→ **Required task**:
Give the entries again, word for word.

→ **Records to process**:

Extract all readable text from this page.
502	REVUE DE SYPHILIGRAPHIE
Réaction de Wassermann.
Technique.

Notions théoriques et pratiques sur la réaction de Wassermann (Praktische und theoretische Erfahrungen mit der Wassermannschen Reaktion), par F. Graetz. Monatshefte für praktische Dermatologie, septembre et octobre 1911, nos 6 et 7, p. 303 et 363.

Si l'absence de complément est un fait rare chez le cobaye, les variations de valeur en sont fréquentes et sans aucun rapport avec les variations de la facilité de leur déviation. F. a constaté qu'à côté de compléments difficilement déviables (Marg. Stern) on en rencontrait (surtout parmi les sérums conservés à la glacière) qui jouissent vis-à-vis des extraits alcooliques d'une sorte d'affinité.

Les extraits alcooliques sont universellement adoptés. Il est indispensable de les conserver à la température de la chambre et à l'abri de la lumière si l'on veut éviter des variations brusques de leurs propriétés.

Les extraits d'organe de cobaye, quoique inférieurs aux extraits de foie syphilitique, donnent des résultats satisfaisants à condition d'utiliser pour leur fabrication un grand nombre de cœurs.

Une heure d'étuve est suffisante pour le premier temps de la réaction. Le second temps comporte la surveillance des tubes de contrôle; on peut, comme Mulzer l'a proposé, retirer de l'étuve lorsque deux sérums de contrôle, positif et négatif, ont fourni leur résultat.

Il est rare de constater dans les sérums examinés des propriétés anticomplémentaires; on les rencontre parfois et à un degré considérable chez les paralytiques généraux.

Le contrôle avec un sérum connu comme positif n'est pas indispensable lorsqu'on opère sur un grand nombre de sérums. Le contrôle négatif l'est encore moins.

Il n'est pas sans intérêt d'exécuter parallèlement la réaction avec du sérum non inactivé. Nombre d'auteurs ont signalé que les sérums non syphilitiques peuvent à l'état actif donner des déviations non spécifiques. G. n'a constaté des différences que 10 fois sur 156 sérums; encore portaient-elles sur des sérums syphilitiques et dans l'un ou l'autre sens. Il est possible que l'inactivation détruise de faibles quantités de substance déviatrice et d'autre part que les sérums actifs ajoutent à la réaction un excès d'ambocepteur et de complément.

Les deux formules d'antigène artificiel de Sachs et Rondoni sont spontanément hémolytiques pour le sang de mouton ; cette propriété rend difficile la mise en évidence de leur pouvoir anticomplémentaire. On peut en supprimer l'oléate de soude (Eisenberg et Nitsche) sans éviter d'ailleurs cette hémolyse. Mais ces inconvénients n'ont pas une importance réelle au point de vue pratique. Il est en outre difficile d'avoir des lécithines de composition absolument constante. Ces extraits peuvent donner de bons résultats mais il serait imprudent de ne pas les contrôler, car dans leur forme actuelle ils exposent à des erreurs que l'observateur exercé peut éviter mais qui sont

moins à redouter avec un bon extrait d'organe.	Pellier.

→ **Written answer**:
Extract all readable text from this page.
502	REVUE DE SYPHILIGRAPHIE
Réaction de Wassermann.
Technique.

Notions théoriques et pratiques sur la réaction de Wassermann (Praktische und theoretische Erfahrungen mit der Wassermannschen Reaktion), par F. Graetz. Monatshefte für praktische Dermatologie, septembre et octobre 1911, nos 6 et 7, p. 303 et 363.

Si l'absence de complément est un fait rare chez le cobaye, les variations de valeur en sont fréquentes et sans aucun rapport avec les variations de la facilité de leur déviation. F. a constaté qu'à côté de compléments difficilement déviables (Marg. Stern) on en rencontrait (surtout parmi les sérums conservés à la glacière) qui jouissent vis-à-vis des extraits alcooliques d'une sorte d'affinité.

Les extraits alcooliques sont universellement adoptés. Il est indispensable de les conserver à la température de la chambre et à l'abri de la lumière si l'on veut éviter des variations brusques de leurs propriétés.

Les extraits d'organe de cobaye, quoique inférieurs aux extraits de foie syphilitique, donnent des résultats satisfaisants à condition d'utiliser pour leur fabrication un grand nombre de cœurs.

Une heure d'étuve est suffisante pour le premier temps de la réaction. Le second temps comporte la surveillance des tubes de contrôle; on peut, comme Mulzer l'a proposé, retirer de l'étuve lorsque deux sérums de contrôle, positif et négatif, ont fourni leur résultat.

Il est rare de constater dans les sérums examinés des propriétés anticomplémentaires; on les rencontre parfois et à un degré considérable chez les paralytiques généraux.

Le contrôle avec un sérum connu comme positif n'est pas indispensable lorsqu'on opère sur un grand nombre de sérums. Le contrôle négatif l'est encore moins.

Il n'est pas sans intérêt d'exécuter parallèlement la réaction avec du sérum non inactivé. Nombre d'auteurs ont signalé que les sérums non syphilitiques peuvent à l'état actif donner des déviations non spécifiques. G. n'a constaté des différences que 10 fois sur 156 sérums; encore portaient-elles sur des sérums syphilitiques et dans l'un ou l'autre sens. Il est possible que l'inactivation détruise de faibles quantités de substance déviatrice et d'autre part que les sérums actifs ajoutent à la réaction un excès d'ambocepteur et de complément.

Les deux formules d'antigène artificiel de Sachs et Rondoni sont spontanément hémolytiques pour le sang de mouton ; cette propriété rend difficile la mise en évidence de leur pouvoir anticomplémentaire. On peut en supprimer l'oléate de soude (Eisenberg et Nitsche) sans éviter d'ailleurs cette hémolyse. Mais ces inconvénients n'ont pas une importance réelle au point de vue pratique. Il est en outre difficile d'avoir des lécithines de composition absolument constante. Ces extraits peuvent donner de bons résultats mais il serait imprudent de ne pas les contrôler, car dans leur forme actuelle ils exposent à des erreurs que l'observateur exercé peut éviter mais qui sont

moins à redouter avec un bon extrait d'organe.	Pellier.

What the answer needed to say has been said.